# [TASK STATEMENT]
Could you retype each of the following rows word for word, leaving out the pictures?

# [THE RECORDS]
[start]
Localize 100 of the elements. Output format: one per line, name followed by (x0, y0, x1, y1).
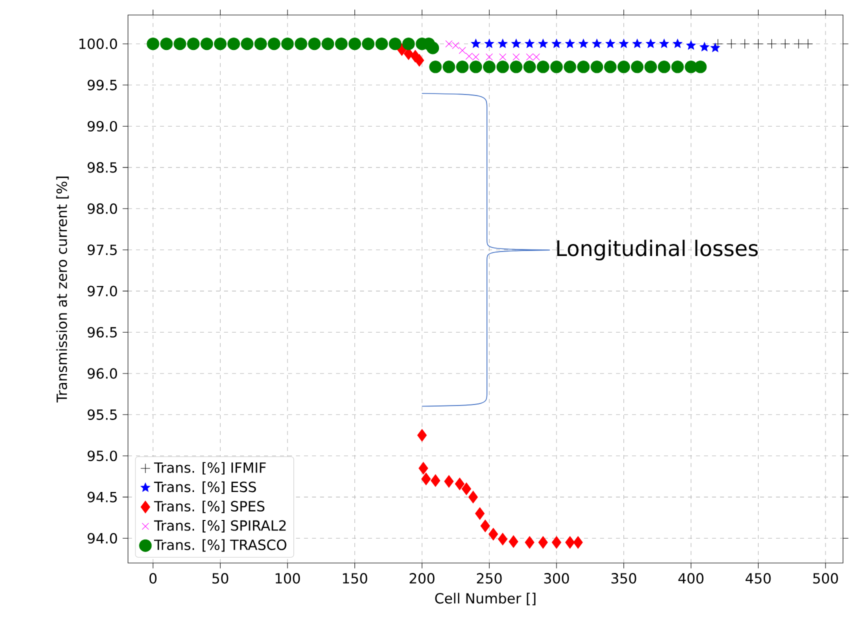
point (524, 536, 534, 549)
legend-label: Trans. [%] SPIRAL2 (154, 520, 286, 532)
point (417, 428, 427, 442)
point (475, 507, 485, 520)
point (214, 38, 227, 50)
point (335, 38, 348, 50)
point (468, 490, 478, 504)
y-tick-label: 99.5 (88, 80, 117, 90)
point (644, 60, 657, 74)
point (429, 60, 442, 74)
point (604, 60, 617, 74)
point (565, 536, 575, 549)
point (740, 38, 750, 49)
point (499, 53, 506, 61)
point (322, 38, 334, 50)
y-tick-label: 97.5 (88, 244, 117, 256)
y-tick-label: 95.5 (88, 409, 117, 420)
x-tick-label: 350 (611, 573, 636, 584)
point (444, 475, 454, 488)
x-tick-label: 150 (342, 573, 368, 584)
x-tick-label: 500 (813, 573, 838, 584)
point (470, 60, 482, 74)
point (488, 528, 498, 540)
point (388, 38, 402, 50)
point (538, 38, 548, 48)
point (480, 520, 490, 532)
point (564, 60, 576, 74)
point (426, 42, 440, 54)
point (658, 60, 670, 74)
y-tick-label: 98.5 (88, 162, 117, 173)
point (694, 60, 707, 74)
point (590, 60, 604, 74)
y-axis-title: Transmission at zero current [%] (56, 176, 69, 403)
legend-label: Trans. [%] IFMIF (154, 462, 266, 475)
point (803, 38, 813, 49)
point (458, 46, 466, 54)
legend-label: Trans. [%] TRASCO (154, 539, 286, 552)
point (268, 38, 280, 50)
point (200, 38, 214, 50)
x-tick-label: 50 (212, 573, 228, 584)
x-tick-label: 0 (149, 573, 157, 584)
legend-label: Trans. [%] SPES (154, 500, 264, 514)
point (671, 60, 684, 74)
point (442, 60, 456, 74)
y-tick-label: 94.0 (88, 532, 118, 544)
point (700, 42, 710, 52)
point (418, 462, 428, 474)
point (512, 53, 520, 61)
point (552, 536, 562, 549)
point (606, 38, 616, 48)
point (227, 38, 240, 50)
y-tick-label: 99.0 (88, 120, 118, 132)
point (753, 38, 764, 49)
x-tick-label: 300 (544, 573, 569, 584)
point (511, 38, 521, 48)
x-tick-label: 250 (476, 573, 502, 584)
point (659, 38, 669, 48)
point (510, 60, 522, 74)
point (281, 38, 294, 50)
point (160, 38, 173, 50)
point (573, 536, 583, 549)
y-tick-label: 97.0 (88, 286, 118, 296)
point (619, 38, 628, 48)
point (536, 60, 550, 74)
y-tick-label: 98.0 (88, 203, 118, 214)
legend-label: Trans. [%] ESS (154, 481, 256, 494)
point (483, 60, 496, 74)
point (726, 38, 736, 49)
point (146, 38, 160, 50)
point (187, 38, 200, 50)
x-tick-label: 450 (746, 573, 771, 584)
point (524, 38, 534, 48)
x-tick-label: 200 (410, 573, 434, 584)
point (712, 38, 723, 49)
point (498, 38, 508, 48)
y-tick-label: 100.0 (79, 38, 118, 50)
point (538, 536, 548, 549)
x-tick-label: 400 (678, 573, 704, 584)
point (686, 40, 696, 50)
y-tick-label: 94.5 (88, 492, 117, 502)
point (550, 60, 563, 74)
x-tick-label: 100 (276, 573, 300, 584)
point (348, 38, 362, 50)
point (462, 482, 472, 496)
point (565, 38, 575, 48)
point (672, 38, 682, 48)
y-tick-label: 96.0 (88, 368, 118, 379)
point (552, 38, 562, 48)
point (294, 38, 308, 50)
point (402, 38, 415, 50)
point (794, 38, 804, 49)
point (646, 38, 656, 48)
annotation: Longitudinal losses (557, 240, 758, 260)
y-tick-label: 95.0 (88, 450, 118, 462)
point (508, 535, 518, 548)
point (632, 38, 642, 48)
point (254, 38, 267, 50)
point (630, 60, 644, 74)
y-tick-label: 96.5 (88, 326, 117, 338)
point (618, 60, 630, 74)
[end]
# [TASK SOLUTION]
Localize 100 of the elements. Output format: one per line, name followed by (x0, y0, x1, y1).
point (524, 536, 534, 549)
legend-label: Trans. [%] SPIRAL2 (154, 520, 286, 532)
point (417, 428, 427, 442)
point (475, 507, 485, 520)
point (214, 38, 227, 50)
point (335, 38, 348, 50)
point (468, 490, 478, 504)
y-tick-label: 99.5 (88, 80, 117, 90)
point (644, 60, 657, 74)
point (429, 60, 442, 74)
point (604, 60, 617, 74)
point (565, 536, 575, 549)
point (740, 38, 750, 49)
point (499, 53, 506, 61)
point (322, 38, 334, 50)
y-tick-label: 97.5 (88, 244, 117, 256)
y-tick-label: 95.5 (88, 409, 117, 420)
x-tick-label: 350 (611, 573, 636, 584)
point (444, 475, 454, 488)
x-tick-label: 150 (342, 573, 368, 584)
x-tick-label: 500 (813, 573, 838, 584)
point (470, 60, 482, 74)
point (488, 528, 498, 540)
point (388, 38, 402, 50)
point (538, 38, 548, 48)
point (480, 520, 490, 532)
point (564, 60, 576, 74)
point (426, 42, 440, 54)
point (658, 60, 670, 74)
y-tick-label: 98.5 (88, 162, 117, 173)
point (694, 60, 707, 74)
point (590, 60, 604, 74)
y-axis-title: Transmission at zero current [%] (56, 176, 69, 403)
legend-label: Trans. [%] IFMIF (154, 462, 266, 475)
point (803, 38, 813, 49)
point (458, 46, 466, 54)
legend-label: Trans. [%] TRASCO (154, 539, 286, 552)
point (268, 38, 280, 50)
point (200, 38, 214, 50)
x-tick-label: 50 (212, 573, 228, 584)
x-tick-label: 0 (149, 573, 157, 584)
legend-label: Trans. [%] SPES (154, 500, 264, 514)
point (671, 60, 684, 74)
point (442, 60, 456, 74)
y-tick-label: 94.0 (88, 532, 118, 544)
point (700, 42, 710, 52)
point (418, 462, 428, 474)
point (512, 53, 520, 61)
point (552, 536, 562, 549)
point (606, 38, 616, 48)
point (227, 38, 240, 50)
y-tick-label: 99.0 (88, 120, 118, 132)
point (753, 38, 764, 49)
x-tick-label: 300 (544, 573, 569, 584)
point (511, 38, 521, 48)
x-tick-label: 250 (476, 573, 502, 584)
point (659, 38, 669, 48)
point (510, 60, 522, 74)
point (281, 38, 294, 50)
point (160, 38, 173, 50)
point (573, 536, 583, 549)
y-tick-label: 97.0 (88, 286, 118, 296)
point (619, 38, 628, 48)
point (536, 60, 550, 74)
y-tick-label: 98.0 (88, 203, 118, 214)
legend-label: Trans. [%] ESS (154, 481, 256, 494)
point (483, 60, 496, 74)
point (726, 38, 736, 49)
point (146, 38, 160, 50)
point (187, 38, 200, 50)
x-tick-label: 450 (746, 573, 771, 584)
point (524, 38, 534, 48)
x-tick-label: 200 (410, 573, 434, 584)
point (712, 38, 723, 49)
point (498, 38, 508, 48)
y-tick-label: 100.0 (79, 38, 118, 50)
point (538, 536, 548, 549)
x-tick-label: 400 (678, 573, 704, 584)
point (686, 40, 696, 50)
y-tick-label: 94.5 (88, 492, 117, 502)
point (550, 60, 563, 74)
x-tick-label: 100 (276, 573, 300, 584)
point (348, 38, 362, 50)
point (462, 482, 472, 496)
point (565, 38, 575, 48)
point (672, 38, 682, 48)
y-tick-label: 96.0 (88, 368, 118, 379)
point (552, 38, 562, 48)
point (294, 38, 308, 50)
point (402, 38, 415, 50)
point (794, 38, 804, 49)
point (646, 38, 656, 48)
annotation: Longitudinal losses (557, 240, 758, 260)
y-tick-label: 95.0 (88, 450, 118, 462)
point (508, 535, 518, 548)
point (632, 38, 642, 48)
point (254, 38, 267, 50)
point (630, 60, 644, 74)
y-tick-label: 96.5 (88, 326, 117, 338)
point (618, 60, 630, 74)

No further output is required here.